Trecho selecionado:
Ao mesmo tempo, isso geraria contrapartidas observáveis no curto e médio prazo pela população, o que permitiria pensar em uma maior continuidade dessas políticas através do envolvimento mais amplo da sociedade civil. Muitos dos problemas relacionados à política industrial no Brasil estão relacionados à dificuldade de se cobrar contrapartidas e impor indicadores e em garantir a continuidade das políticas de promoção. A criação de um arranjo institucional voltado à resolução de problemas sociais concretos talvez possibilitasse lidar com esses velhos problemas.
IHU On-Line – Como esse rearranjo da política industrial no Brasil pode ajudar no desenvolvimento da indústria mais alinhado às especificidades das diferentes regiões do país?
Marco Antonio Rocha – A ideia de construir essa proposta em torno de missões específicas visa de certo modo a tentar atrelar esse investimento social também a problemas regionais concretos. O objetivo disso é principalmente tentar utilizar a política produtiva e tecnológica para dar um norte e coesão a uma infraestrutura para o desenvolvimento regional criada recentemente. Refiro-me aos Institutos Técnicos Federais e aos novos campi de universidades públicas criadas no Brasil. Isso possibilitaria dar maior envergadura à política de desenvolvimento regional como uma forma de se fazer a promoção de setores e atividades inovativas. Para que essa infraestrutura construída seja plenamente utilizada, a política industrial deve estar de certa forma, também, preocupada em promover respostas tecnológicas voltadas aos problemas de cada região através da utilização desses instrumentos.
IHU On-Line – Ainda levando em conta a revolução 4.0, como superar o desafio da redução dos postos de trabalho frente à progressão da automação industrial?
Marco Antonio Rocha – O desafio será encontrar ocupação para toda essa gente. No entanto isso será um problema não só brasileiro, mas atingirá o mundo inteiro. Isso reforça a ideia de que uma coisa fundamental a ser feita é reconstruir o sistema industrial brasileiro como uma forma de atenuar esse problema. Depois precisamos criar algumas capacitações para absorver e utilizar parte da tecnologia que será empregada na manufatura 4.0. Uma base produtiva sólida é condição necessária inclusive para ter um setor de serviços robusto e com alguma sofisticação.
Outra forma de tentar reduzir o problema é fortalecer a base de pequenas e médias empresas, por isso também é necessário pensar em formas de expandir a capacidade do sistema brasileiro de gerar pequenas e médias empresas de base tecnológica em nível regional. Isso só se faz através de política pública que procure conectar a política científica e tecnológica ao desenvolvimento regional. Por isso a importância de utilizarmos a infraestrutura para o desenvolvimento regional que foi parcialmente instalada.

Sobre a tarefa: Dê continuidade ao trecho acima sobre política industrial no Brasil, começando logo após a última frase apresentada.

Material listado:
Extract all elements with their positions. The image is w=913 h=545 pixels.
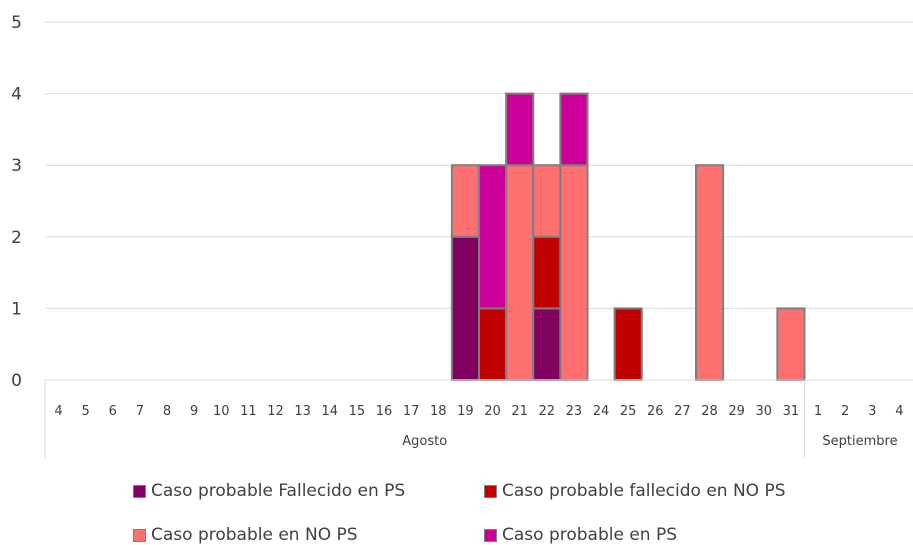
x-tick-label: 13: [294, 404, 311, 419]
x-tick-label: 7: [136, 404, 144, 419]
bar-segment: [532, 307, 562, 381]
x-tick-label: 6: [109, 404, 117, 419]
x-tick-label: 4: [895, 404, 903, 419]
bar-segment: [478, 307, 508, 381]
x-tick-label: 27: [674, 404, 691, 419]
x-tick-label: 25: [620, 404, 637, 419]
legend-swatch-fallecido-ps: [133, 484, 146, 498]
bar-segment: [559, 164, 589, 381]
legend-swatch-ps: [484, 528, 497, 542]
bar-segment: [505, 164, 535, 381]
legend-label-no-ps: Caso probable en NO PS: [151, 525, 358, 545]
x-tick-label: 14: [322, 404, 339, 419]
x-tick-label: 23: [566, 404, 583, 419]
y-tick-label: 0: [11, 371, 22, 391]
x-tick-label: 31: [783, 404, 800, 419]
x-tick-label: 24: [593, 404, 610, 419]
y-tick-label: 2: [11, 228, 22, 248]
y-tick-label: 3: [11, 156, 22, 176]
legend-label-ps: Caso probable en PS: [502, 525, 678, 545]
y-axis-tick-labels: 0 1 2 3 4 5: [11, 13, 22, 391]
x-tick-label: 9: [190, 404, 198, 419]
x-tick-label: 19: [457, 404, 474, 419]
x-tick-label: 29: [728, 404, 745, 419]
x-tick-label: 26: [647, 404, 664, 419]
bar-segment: [450, 235, 480, 381]
bar-segment: [559, 92, 589, 167]
x-group-label: Septiembre: [822, 434, 897, 449]
legend-label-fallecido-no-ps: Caso probable fallecido en NO PS: [502, 481, 786, 501]
x-tick-label: 16: [376, 404, 393, 419]
x-tick-label: 5: [82, 404, 90, 419]
x-tick-label: 20: [484, 404, 501, 419]
x-tick-label: 2: [841, 404, 849, 419]
x-tick-label: 30: [756, 404, 773, 419]
x-tick-label: 15: [349, 404, 366, 419]
y-tick-label: 4: [11, 85, 22, 105]
bar-segment: [532, 235, 562, 310]
bar-segment: [532, 164, 562, 238]
legend-item-fallecido-ps: Caso probable Fallecido en PS: [133, 481, 405, 501]
legend-swatch-no-ps: [133, 528, 146, 542]
y-tick-label: 1: [11, 299, 22, 319]
bar-segment: [450, 164, 480, 238]
bar-segment: [695, 164, 725, 381]
y-tick-label: 5: [11, 13, 22, 33]
x-tick-label: 3: [868, 404, 876, 419]
x-tick-label: 11: [240, 404, 257, 419]
bars: [450, 92, 806, 381]
x-tick-label: 4: [54, 404, 62, 419]
x-tick-label: 17: [403, 404, 420, 419]
bar-segment: [478, 164, 508, 310]
legend-label-fallecido-ps: Caso probable Fallecido en PS: [151, 481, 406, 501]
x-tick-label: 28: [701, 404, 718, 419]
legend-swatch-fallecido-no-ps: [484, 484, 497, 498]
legend-item-ps: Caso probable en PS: [484, 525, 677, 545]
x-tick-label: 22: [539, 404, 556, 419]
x-axis-tick-labels: 4 5 6 7 8 9 10 11 12 13 14 15 16 17 18 19 20 21 22 23 24 25 26…: [54, 404, 903, 419]
x-tick-label: 21: [511, 404, 528, 419]
legend-item-fallecido-no-ps: Caso probable fallecido en NO PS: [484, 481, 786, 501]
x-tick-label: 12: [267, 404, 284, 419]
bar-segment: [613, 307, 643, 381]
x-tick-label: 10: [213, 404, 230, 419]
x-tick-label: 1: [814, 404, 822, 419]
legend-item-no-ps: Caso probable en NO PS: [133, 525, 358, 545]
x-group-label: Agosto: [402, 434, 447, 449]
bar-segment: [505, 92, 535, 167]
bar-segment: [776, 307, 806, 381]
x-axis-group-labels: Agosto Septiembre: [44, 380, 898, 458]
x-tick-label: 8: [163, 404, 171, 419]
x-tick-label: 18: [430, 404, 447, 419]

Resultado da tarefa:
Além disso, fortalecer a demanda interna por bens e serviços, que é o contrário do que está sendo feito nesse momento.
IHU On-Line – Diante do atual contexto, qual a importância de se pensar a política industrial em perspectiva com políticas de garantia de bem-estar social?
Marco Antonio Rocha – A questão central é que precisamos construir nos próximos anos uma política de desenvolvimento produtivo de grande porte e isso não se fará sem contar com o amplo apoio da população a este projeto. Por isso, cremos que há também a necessidade de se pensar o desenho dessa política e a sua comunicação. Atrelar os mecanismos de intervenção direta do Estado a contrapartidas diretas à população tem o potencial de facilitar a comunicação, o envolvimento e o controle da sociedade civil sobre o que está sendo feito. Creio ainda que isso permitiria ampliar a discussão com a sociedade sobre a finalidade e importância dos investimentos públicos em ciência e tecnologia.
Ao mesmo tempo, há a necessidade de se resolver pelo menos parte dos problemas que atingem a população brasileira, e na verdade o Estado estaria atuando diretamente em questões relacionadas à própria cidadania.
IHU On-Line – Como democratizar o debate sobre a política industrial diante do lobby de empresas e macrossetores econômicos da indústria?
Marco Antonio Rocha – Esse é um ponto importante. Parte significativa dos investimentos públicos e da política industrial no passado recente se dava através das grandes construtoras; nesse período elas se agigantaram ainda mais, diversificaram-se e se tornaram espécies de conglomerados brasileiros. De certa forma, a falência desse modelo abre a oportunidade de discutir as bases e atores novamente da política industrial. Talvez a possibilidade de construir canais de políticas produtivas que promovam articulações entre instituições públicas e empresas de menor porte, com um maior protagonismo das empresas e bancos públicos na gestão de alguns projetos.
Os mecanismos de execução dos investimentos públicos e de transferência tecnológica de certos setores terão que ser repensados. Isso pode ser também uma possibilidade para se repensar a organização da política industrial no Brasil.